[START SUPPLIED TEXT]

Introduction

This specific hurricane dataset was taken from Kaggle, which in turn was taken from National Hurricane Center (NHC). This dataset includes all tropical cyclones (tropical depression, tropical storm, hurricane, major hurricane) dated all the way back from 1851 to 2015. The most recent 2016 and 2017 Atlantic hurricane seasons weren’t included in the data.

With time series data, there are a lot of questions we could ask. We haven’t done much time series analysis in either EDA or in Stats, so we didn’t have too much technical expertise to do a lot of statistical analysis with the data. We decided on focusing purely on the visualization of the hurricanes, and more specifically, ask the questions:

1) Where do hurricanes form the most throughout the Atlantic ocean? Does this change throughout time?

2) Can we predict where a tropical cyclone could end up based on the origin of the system?

3) Which hurricanes shared the most similar paths? Can we find patterns or trends on those hurricanes?

For some of the questions, we created an R Shiny application which would allow a user to enter their desired system based on year, and find all the relevant visualizations associated with it. For the other questions, we created some very interesting plots that reveal a lot about these magnificent storms.

Cleaning

First, we imported and cleaned the data. This was crucial since this is time series data and there were things we needed to change specifically with the dates that would let R read them properly. We used the ‘lubridate’ package that made this process fairly easy.

hur <- fread(file.path("C:/Users/susmani/Documents/Year 5/Courses/Data Munging/GroupProject2/hurricane.csv"),na.strings = c("PrivacySuppressed", "NULL"))
hur<-data.frame(hur)
hur$Date<-ymd(hur$Date)
hur$Latitude<-as.numeric(unlist(strsplit(hur$Latitude, split='N', fixed=TRUE)))
hur$Longitude<-as.numeric(unlist(strsplit(hur$Longitude, split='W', fixed=TRUE)))

[END SUPPLIED TEXT]

▶ **EXERCISE TASK**
Retype the part of the hurricane data write-up above that begins at "2) Can we predict" and stops after "these magnificent storms.", keeping every word and punctuation mark unchanged.

[START DATASET EXTRACT]

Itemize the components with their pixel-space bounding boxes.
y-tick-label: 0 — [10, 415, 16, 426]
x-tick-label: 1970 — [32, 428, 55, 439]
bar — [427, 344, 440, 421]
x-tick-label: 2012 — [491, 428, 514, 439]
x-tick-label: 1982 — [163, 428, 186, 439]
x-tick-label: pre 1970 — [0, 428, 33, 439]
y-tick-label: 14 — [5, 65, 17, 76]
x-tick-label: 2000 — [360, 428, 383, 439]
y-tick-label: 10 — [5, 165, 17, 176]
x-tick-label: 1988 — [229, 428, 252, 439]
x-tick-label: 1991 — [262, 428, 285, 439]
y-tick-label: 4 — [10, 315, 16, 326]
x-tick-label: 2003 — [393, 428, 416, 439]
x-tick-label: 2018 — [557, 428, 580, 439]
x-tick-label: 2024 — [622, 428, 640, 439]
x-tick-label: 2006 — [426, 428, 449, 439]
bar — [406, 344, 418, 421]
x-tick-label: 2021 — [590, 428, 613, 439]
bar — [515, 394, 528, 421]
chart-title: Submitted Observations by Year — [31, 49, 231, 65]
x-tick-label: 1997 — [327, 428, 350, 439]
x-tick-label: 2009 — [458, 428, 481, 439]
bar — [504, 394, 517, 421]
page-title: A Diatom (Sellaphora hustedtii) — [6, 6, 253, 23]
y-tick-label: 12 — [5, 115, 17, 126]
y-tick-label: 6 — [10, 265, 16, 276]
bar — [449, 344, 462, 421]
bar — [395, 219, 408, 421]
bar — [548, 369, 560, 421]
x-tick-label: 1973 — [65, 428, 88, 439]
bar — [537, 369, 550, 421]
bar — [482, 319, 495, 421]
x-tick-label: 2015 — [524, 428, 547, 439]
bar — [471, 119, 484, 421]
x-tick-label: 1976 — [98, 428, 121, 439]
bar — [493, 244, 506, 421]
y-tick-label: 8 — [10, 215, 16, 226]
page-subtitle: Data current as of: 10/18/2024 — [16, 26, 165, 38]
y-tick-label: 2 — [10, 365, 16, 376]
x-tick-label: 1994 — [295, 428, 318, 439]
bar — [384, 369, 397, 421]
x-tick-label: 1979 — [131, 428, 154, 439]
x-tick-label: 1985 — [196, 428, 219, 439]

[END DATASET EXTRACT]

▶ **TASK ANSWER**
2) Can we predict where a tropical cyclone could end up based on the origin of the system?

3) Which hurricanes shared the most similar paths? Can we find patterns or trends on those hurricanes?

For some of the questions, we created an R Shiny application which would allow a user to enter their desired system based on year, and find all the relevant visualizations associated with it. For the other questions, we created some very interesting plots that reveal a lot about these magnificent storms.